Exercise directions
Extract each record and reproduce it exactly.

--------------------------------

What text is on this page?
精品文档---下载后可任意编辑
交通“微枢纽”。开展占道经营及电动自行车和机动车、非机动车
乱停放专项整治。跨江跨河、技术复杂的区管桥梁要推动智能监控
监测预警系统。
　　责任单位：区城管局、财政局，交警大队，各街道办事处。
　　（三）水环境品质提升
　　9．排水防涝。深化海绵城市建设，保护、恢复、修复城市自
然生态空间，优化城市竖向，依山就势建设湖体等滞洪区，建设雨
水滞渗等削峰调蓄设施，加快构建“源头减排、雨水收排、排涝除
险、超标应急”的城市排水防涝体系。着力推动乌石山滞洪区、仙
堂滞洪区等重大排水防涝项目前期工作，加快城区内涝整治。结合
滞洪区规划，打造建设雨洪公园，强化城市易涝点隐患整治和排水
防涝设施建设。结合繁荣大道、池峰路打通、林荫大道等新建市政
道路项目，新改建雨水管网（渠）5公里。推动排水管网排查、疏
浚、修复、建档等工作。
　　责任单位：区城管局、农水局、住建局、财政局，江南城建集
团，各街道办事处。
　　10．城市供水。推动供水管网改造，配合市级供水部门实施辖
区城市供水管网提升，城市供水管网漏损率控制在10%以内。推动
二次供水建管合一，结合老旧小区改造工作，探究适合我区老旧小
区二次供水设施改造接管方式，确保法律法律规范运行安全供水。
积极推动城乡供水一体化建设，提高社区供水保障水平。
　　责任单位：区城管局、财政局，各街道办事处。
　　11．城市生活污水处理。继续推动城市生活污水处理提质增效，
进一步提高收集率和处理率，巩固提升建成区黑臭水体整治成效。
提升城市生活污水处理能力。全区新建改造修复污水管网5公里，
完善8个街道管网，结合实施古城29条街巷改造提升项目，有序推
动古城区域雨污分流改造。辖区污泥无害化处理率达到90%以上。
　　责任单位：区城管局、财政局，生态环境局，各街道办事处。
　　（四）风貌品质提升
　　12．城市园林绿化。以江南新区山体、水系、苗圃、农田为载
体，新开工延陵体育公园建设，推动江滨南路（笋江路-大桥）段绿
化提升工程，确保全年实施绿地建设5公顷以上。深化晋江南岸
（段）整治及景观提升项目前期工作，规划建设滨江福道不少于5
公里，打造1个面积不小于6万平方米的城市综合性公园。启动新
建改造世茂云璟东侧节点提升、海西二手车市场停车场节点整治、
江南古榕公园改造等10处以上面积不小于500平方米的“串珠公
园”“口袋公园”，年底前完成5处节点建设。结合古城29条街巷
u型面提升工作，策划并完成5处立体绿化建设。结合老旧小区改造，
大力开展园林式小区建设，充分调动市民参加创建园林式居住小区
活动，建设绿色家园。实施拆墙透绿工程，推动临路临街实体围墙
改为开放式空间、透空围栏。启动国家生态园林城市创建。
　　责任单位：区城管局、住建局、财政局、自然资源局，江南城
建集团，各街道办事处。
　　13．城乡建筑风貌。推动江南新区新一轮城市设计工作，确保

--------------------------------

Complete response
What text is on this page?
精品文档---下载后可任意编辑
交通“微枢纽”。开展占道经营及电动自行车和机动车、非机动车
乱停放专项整治。跨江跨河、技术复杂的区管桥梁要推动智能监控
监测预警系统。
　　责任单位：区城管局、财政局，交警大队，各街道办事处。
　　（三）水环境品质提升
　　9．排水防涝。深化海绵城市建设，保护、恢复、修复城市自
然生态空间，优化城市竖向，依山就势建设湖体等滞洪区，建设雨
水滞渗等削峰调蓄设施，加快构建“源头减排、雨水收排、排涝除
险、超标应急”的城市排水防涝体系。着力推动乌石山滞洪区、仙
堂滞洪区等重大排水防涝项目前期工作，加快城区内涝整治。结合
滞洪区规划，打造建设雨洪公园，强化城市易涝点隐患整治和排水
防涝设施建设。结合繁荣大道、池峰路打通、林荫大道等新建市政
道路项目，新改建雨水管网（渠）5公里。推动排水管网排查、疏
浚、修复、建档等工作。
　　责任单位：区城管局、农水局、住建局、财政局，江南城建集
团，各街道办事处。
　　10．城市供水。推动供水管网改造，配合市级供水部门实施辖
区城市供水管网提升，城市供水管网漏损率控制在10%以内。推动
二次供水建管合一，结合老旧小区改造工作，探究适合我区老旧小
区二次供水设施改造接管方式，确保法律法律规范运行安全供水。
积极推动城乡供水一体化建设，提高社区供水保障水平。
　　责任单位：区城管局、财政局，各街道办事处。
　　11．城市生活污水处理。继续推动城市生活污水处理提质增效，
进一步提高收集率和处理率，巩固提升建成区黑臭水体整治成效。
提升城市生活污水处理能力。全区新建改造修复污水管网5公里，
完善8个街道管网，结合实施古城29条街巷改造提升项目，有序推
动古城区域雨污分流改造。辖区污泥无害化处理率达到90%以上。
　　责任单位：区城管局、财政局，生态环境局，各街道办事处。
　　（四）风貌品质提升
　　12．城市园林绿化。以江南新区山体、水系、苗圃、农田为载
体，新开工延陵体育公园建设，推动江滨南路（笋江路-大桥）段绿
化提升工程，确保全年实施绿地建设5公顷以上。深化晋江南岸
（段）整治及景观提升项目前期工作，规划建设滨江福道不少于5
公里，打造1个面积不小于6万平方米的城市综合性公园。启动新
建改造世茂云璟东侧节点提升、海西二手车市场停车场节点整治、
江南古榕公园改造等10处以上面积不小于500平方米的“串珠公
园”“口袋公园”，年底前完成5处节点建设。结合古城29条街巷
u型面提升工作，策划并完成5处立体绿化建设。结合老旧小区改造，
大力开展园林式小区建设，充分调动市民参加创建园林式居住小区
活动，建设绿色家园。实施拆墙透绿工程，推动临路临街实体围墙
改为开放式空间、透空围栏。启动国家生态园林城市创建。
　　责任单位：区城管局、住建局、财政局、自然资源局，江南城
建集团，各街道办事处。
　　13．城乡建筑风貌。推动江南新区新一轮城市设计工作，确保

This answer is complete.